WHAT IS NEEDED: Write out the whole listing again, exactly as given.

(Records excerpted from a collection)

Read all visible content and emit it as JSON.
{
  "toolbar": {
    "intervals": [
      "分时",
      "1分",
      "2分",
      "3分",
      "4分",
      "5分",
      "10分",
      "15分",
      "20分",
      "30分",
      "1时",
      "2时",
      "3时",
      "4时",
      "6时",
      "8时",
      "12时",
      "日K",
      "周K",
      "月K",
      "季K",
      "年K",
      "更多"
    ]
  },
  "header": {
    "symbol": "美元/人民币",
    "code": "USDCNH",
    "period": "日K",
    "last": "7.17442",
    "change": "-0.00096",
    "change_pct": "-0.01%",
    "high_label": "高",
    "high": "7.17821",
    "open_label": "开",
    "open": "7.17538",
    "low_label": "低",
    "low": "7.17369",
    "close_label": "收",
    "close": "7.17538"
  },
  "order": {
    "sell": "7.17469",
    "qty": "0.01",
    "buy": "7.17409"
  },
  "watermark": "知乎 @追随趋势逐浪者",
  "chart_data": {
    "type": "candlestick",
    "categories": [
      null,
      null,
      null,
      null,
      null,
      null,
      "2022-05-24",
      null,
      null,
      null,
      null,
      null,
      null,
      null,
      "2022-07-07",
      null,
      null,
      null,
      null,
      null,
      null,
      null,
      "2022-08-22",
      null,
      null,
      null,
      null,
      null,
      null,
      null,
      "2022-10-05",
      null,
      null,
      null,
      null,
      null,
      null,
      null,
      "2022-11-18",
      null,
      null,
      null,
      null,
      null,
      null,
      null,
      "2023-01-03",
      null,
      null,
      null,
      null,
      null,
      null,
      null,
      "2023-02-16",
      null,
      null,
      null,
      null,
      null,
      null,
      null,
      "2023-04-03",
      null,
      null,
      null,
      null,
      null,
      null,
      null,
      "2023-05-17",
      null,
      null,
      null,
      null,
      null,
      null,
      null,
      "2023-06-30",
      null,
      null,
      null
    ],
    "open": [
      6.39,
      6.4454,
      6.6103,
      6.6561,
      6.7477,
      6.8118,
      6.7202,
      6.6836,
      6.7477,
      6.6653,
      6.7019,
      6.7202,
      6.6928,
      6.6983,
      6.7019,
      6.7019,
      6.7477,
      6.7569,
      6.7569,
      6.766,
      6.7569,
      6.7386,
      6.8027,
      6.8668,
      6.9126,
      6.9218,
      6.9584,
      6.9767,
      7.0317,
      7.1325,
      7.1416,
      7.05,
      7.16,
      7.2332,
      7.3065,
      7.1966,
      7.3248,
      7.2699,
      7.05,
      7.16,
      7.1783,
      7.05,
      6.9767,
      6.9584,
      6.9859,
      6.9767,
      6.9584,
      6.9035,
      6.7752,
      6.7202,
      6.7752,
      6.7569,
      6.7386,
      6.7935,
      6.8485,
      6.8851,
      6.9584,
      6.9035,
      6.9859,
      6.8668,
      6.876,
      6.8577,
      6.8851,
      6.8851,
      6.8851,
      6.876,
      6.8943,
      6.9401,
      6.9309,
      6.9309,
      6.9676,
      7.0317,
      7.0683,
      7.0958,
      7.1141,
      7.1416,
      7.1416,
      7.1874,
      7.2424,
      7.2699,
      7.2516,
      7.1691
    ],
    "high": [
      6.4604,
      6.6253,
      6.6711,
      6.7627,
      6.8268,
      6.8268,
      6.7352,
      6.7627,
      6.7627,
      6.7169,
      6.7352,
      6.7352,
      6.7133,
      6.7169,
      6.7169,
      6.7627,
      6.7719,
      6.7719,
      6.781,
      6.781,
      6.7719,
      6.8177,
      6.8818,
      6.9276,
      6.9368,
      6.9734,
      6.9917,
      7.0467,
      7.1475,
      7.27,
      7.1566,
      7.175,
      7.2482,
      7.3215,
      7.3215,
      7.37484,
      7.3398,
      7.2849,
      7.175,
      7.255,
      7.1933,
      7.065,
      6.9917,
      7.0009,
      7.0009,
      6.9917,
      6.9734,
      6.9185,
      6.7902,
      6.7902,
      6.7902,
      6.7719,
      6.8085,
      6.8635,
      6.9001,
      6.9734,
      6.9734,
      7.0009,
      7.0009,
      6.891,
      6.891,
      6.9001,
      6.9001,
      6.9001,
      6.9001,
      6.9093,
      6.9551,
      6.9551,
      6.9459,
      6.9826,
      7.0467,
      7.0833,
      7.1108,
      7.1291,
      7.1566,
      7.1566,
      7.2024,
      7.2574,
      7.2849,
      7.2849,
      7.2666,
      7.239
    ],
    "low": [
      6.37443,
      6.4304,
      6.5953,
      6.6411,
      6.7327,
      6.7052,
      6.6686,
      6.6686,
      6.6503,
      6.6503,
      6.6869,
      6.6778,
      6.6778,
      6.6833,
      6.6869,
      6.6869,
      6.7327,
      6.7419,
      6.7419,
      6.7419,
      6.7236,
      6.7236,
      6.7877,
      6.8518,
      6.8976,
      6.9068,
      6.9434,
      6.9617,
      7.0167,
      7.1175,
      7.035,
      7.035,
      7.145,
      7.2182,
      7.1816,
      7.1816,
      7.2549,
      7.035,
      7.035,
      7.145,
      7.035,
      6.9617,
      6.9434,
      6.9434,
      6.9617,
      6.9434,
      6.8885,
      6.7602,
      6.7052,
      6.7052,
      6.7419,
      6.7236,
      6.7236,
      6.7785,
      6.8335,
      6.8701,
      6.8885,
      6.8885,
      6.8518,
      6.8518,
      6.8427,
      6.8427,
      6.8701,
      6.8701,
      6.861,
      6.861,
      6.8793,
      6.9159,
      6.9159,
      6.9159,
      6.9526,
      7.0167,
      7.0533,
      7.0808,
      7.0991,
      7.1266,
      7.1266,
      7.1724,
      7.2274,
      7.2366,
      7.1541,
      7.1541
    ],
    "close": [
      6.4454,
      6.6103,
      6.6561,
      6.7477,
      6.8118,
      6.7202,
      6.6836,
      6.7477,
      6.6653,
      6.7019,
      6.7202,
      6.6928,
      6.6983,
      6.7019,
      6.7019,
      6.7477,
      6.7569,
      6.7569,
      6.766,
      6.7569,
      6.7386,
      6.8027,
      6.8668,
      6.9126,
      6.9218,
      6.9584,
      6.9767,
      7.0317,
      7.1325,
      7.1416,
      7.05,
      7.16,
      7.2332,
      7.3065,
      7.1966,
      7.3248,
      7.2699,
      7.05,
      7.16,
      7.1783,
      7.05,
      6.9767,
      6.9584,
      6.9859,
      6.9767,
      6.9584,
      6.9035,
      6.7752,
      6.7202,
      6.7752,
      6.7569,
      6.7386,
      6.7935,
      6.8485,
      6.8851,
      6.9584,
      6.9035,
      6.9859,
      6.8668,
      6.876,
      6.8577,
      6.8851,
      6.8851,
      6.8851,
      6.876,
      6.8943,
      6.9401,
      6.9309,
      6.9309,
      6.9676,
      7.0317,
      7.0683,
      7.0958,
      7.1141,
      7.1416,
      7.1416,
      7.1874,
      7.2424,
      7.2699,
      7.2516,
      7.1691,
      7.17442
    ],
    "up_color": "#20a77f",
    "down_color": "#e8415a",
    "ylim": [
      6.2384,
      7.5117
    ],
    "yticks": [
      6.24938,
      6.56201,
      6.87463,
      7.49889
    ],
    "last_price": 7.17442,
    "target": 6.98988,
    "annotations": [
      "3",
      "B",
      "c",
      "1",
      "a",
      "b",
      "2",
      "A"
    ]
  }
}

WRITTEN SOLUTION:
Read all visible content and emit it as JSON.
{
  "toolbar": {
    "intervals": [
      "分时",
      "1分",
      "2分",
      "3分",
      "4分",
      "5分",
      "10分",
      "15分",
      "20分",
      "30分",
      "1时",
      "2时",
      "3时",
      "4时",
      "6时",
      "8时",
      "12时",
      "日K",
      "周K",
      "月K",
      "季K",
      "年K",
      "更多"
    ]
  },
  "header": {
    "symbol": "美元/人民币",
    "code": "USDCNH",
    "period": "日K",
    "last": "7.17442",
    "change": "-0.00096",
    "change_pct": "-0.01%",
    "high_label": "高",
    "high": "7.17821",
    "open_label": "开",
    "open": "7.17538",
    "low_label": "低",
    "low": "7.17369",
    "close_label": "收",
    "close": "7.17538"
  },
  "order": {
    "sell": "7.17469",
    "qty": "0.01",
    "buy": "7.17409"
  },
  "watermark": "知乎 @追随趋势逐浪者",
  "chart_data": {
    "type": "candlestick",
    "categories": [
      null,
      null,
      null,
      null,
      null,
      null,
      "2022-05-24",
      null,
      null,
      null,
      null,
      null,
      null,
      null,
      "2022-07-07",
      null,
      null,
      null,
      null,
      null,
      null,
      null,
      "2022-08-22",
      null,
      null,
      null,
      null,
      null,
      null,
      null,
      "2022-10-05",
      null,
      null,
      null,
      null,
      null,
      null,
      null,
      "2022-11-18",
      null,
      null,
      null,
      null,
      null,
      null,
      null,
      "2023-01-03",
      null,
      null,
      null,
      null,
      null,
      null,
      null,
      "2023-02-16",
      null,
      null,
      null,
      null,
      null,
      null,
      null,
      "2023-04-03",
      null,
      null,
      null,
      null,
      null,
      null,
      null,
      "2023-05-17",
      null,
      null,
      null,
      null,
      null,
      null,
      null,
      "2023-06-30",
      null,
      null,
      null
    ],
    "open": [
      6.39,
      6.4454,
      6.6103,
      6.6561,
      6.7477,
      6.8118,
      6.7202,
      6.6836,
      6.7477,
      6.6653,
      6.7019,
      6.7202,
      6.6928,
      6.6983,
      6.7019,
      6.7019,
      6.7477,
      6.7569,
      6.7569,
      6.766,
      6.7569,
      6.7386,
      6.8027,
      6.8668,
      6.9126,
      6.9218,
      6.9584,
      6.9767,
      7.0317,
      7.1325,
      7.1416,
      7.05,
      7.16,
      7.2332,
      7.3065,
      7.1966,
      7.3248,
      7.2699,
      7.05,
      7.16,
      7.1783,
      7.05,
      6.9767,
      6.9584,
      6.9859,
      6.9767,
      6.9584,
      6.9035,
      6.7752,
      6.7202,
      6.7752,
      6.7569,
      6.7386,
      6.7935,
      6.8485,
      6.8851,
      6.9584,
      6.9035,
      6.9859,
      6.8668,
      6.876,
      6.8577,
      6.8851,
      6.8851,
      6.8851,
      6.876,
      6.8943,
      6.9401,
      6.9309,
      6.9309,
      6.9676,
      7.0317,
      7.0683,
      7.0958,
      7.1141,
      7.1416,
      7.1416,
      7.1874,
      7.2424,
      7.2699,
      7.2516,
      7.1691
    ],
    "high": [
      6.4604,
      6.6253,
      6.6711,
      6.7627,
      6.8268,
      6.8268,
      6.7352,
      6.7627,
      6.7627,
      6.7169,
      6.7352,
      6.7352,
      6.7133,
      6.7169,
      6.7169,
      6.7627,
      6.7719,
      6.7719,
      6.781,
      6.781,
      6.7719,
      6.8177,
      6.8818,
      6.9276,
      6.9368,
      6.9734,
      6.9917,
      7.0467,
      7.1475,
      7.27,
      7.1566,
      7.175,
      7.2482,
      7.3215,
      7.3215,
      7.37484,
      7.3398,
      7.2849,
      7.175,
      7.255,
      7.1933,
      7.065,
      6.9917,
      7.0009,
      7.0009,
      6.9917,
      6.9734,
      6.9185,
      6.7902,
      6.7902,
      6.7902,
      6.7719,
      6.8085,
      6.8635,
      6.9001,
      6.9734,
      6.9734,
      7.0009,
      7.0009,
      6.891,
      6.891,
      6.9001,
      6.9001,
      6.9001,
      6.9001,
      6.9093,
      6.9551,
      6.9551,
      6.9459,
      6.9826,
      7.0467,
      7.0833,
      7.1108,
      7.1291,
      7.1566,
      7.1566,
      7.2024,
      7.2574,
      7.2849,
      7.2849,
      7.2666,
      7.239
    ],
    "low": [
      6.37443,
      6.4304,
      6.5953,
      6.6411,
      6.7327,
      6.7052,
      6.6686,
      6.6686,
      6.6503,
      6.6503,
      6.6869,
      6.6778,
      6.6778,
      6.6833,
      6.6869,
      6.6869,
      6.7327,
      6.7419,
      6.7419,
      6.7419,
      6.7236,
      6.7236,
      6.7877,
      6.8518,
      6.8976,
      6.9068,
      6.9434,
      6.9617,
      7.0167,
      7.1175,
      7.035,
      7.035,
      7.145,
      7.2182,
      7.1816,
      7.1816,
      7.2549,
      7.035,
      7.035,
      7.145,
      7.035,
      6.9617,
      6.9434,
      6.9434,
      6.9617,
      6.9434,
      6.8885,
      6.7602,
      6.7052,
      6.7052,
      6.7419,
      6.7236,
      6.7236,
      6.7785,
      6.8335,
      6.8701,
      6.8885,
      6.8885,
      6.8518,
      6.8518,
      6.8427,
      6.8427,
      6.8701,
      6.8701,
      6.861,
      6.861,
      6.8793,
      6.9159,
      6.9159,
      6.9159,
      6.9526,
      7.0167,
      7.0533,
      7.0808,
      7.0991,
      7.1266,
      7.1266,
      7.1724,
      7.2274,
      7.2366,
      7.1541,
      7.1541
    ],
    "close": [
      6.4454,
      6.6103,
      6.6561,
      6.7477,
      6.8118,
      6.7202,
      6.6836,
      6.7477,
      6.6653,
      6.7019,
      6.7202,
      6.6928,
      6.6983,
      6.7019,
      6.7019,
      6.7477,
      6.7569,
      6.7569,
      6.766,
      6.7569,
      6.7386,
      6.8027,
      6.8668,
      6.9126,
      6.9218,
      6.9584,
      6.9767,
      7.0317,
      7.1325,
      7.1416,
      7.05,
      7.16,
      7.2332,
      7.3065,
      7.1966,
      7.3248,
      7.2699,
      7.05,
      7.16,
      7.1783,
      7.05,
      6.9767,
      6.9584,
      6.9859,
      6.9767,
      6.9584,
      6.9035,
      6.7752,
      6.7202,
      6.7752,
      6.7569,
      6.7386,
      6.7935,
      6.8485,
      6.8851,
      6.9584,
      6.9035,
      6.9859,
      6.8668,
      6.876,
      6.8577,
      6.8851,
      6.8851,
      6.8851,
      6.876,
      6.8943,
      6.9401,
      6.9309,
      6.9309,
      6.9676,
      7.0317,
      7.0683,
      7.0958,
      7.1141,
      7.1416,
      7.1416,
      7.1874,
      7.2424,
      7.2699,
      7.2516,
      7.1691,
      7.17442
    ],
    "up_color": "#20a77f",
    "down_color": "#e8415a",
    "ylim": [
      6.2384,
      7.5117
    ],
    "yticks": [
      6.24938,
      6.56201,
      6.87463,
      7.49889
    ],
    "last_price": 7.17442,
    "target": 6.98988,
    "annotations": [
      "3",
      "B",
      "c",
      "1",
      "a",
      "b",
      "2",
      "A"
    ]
  }
}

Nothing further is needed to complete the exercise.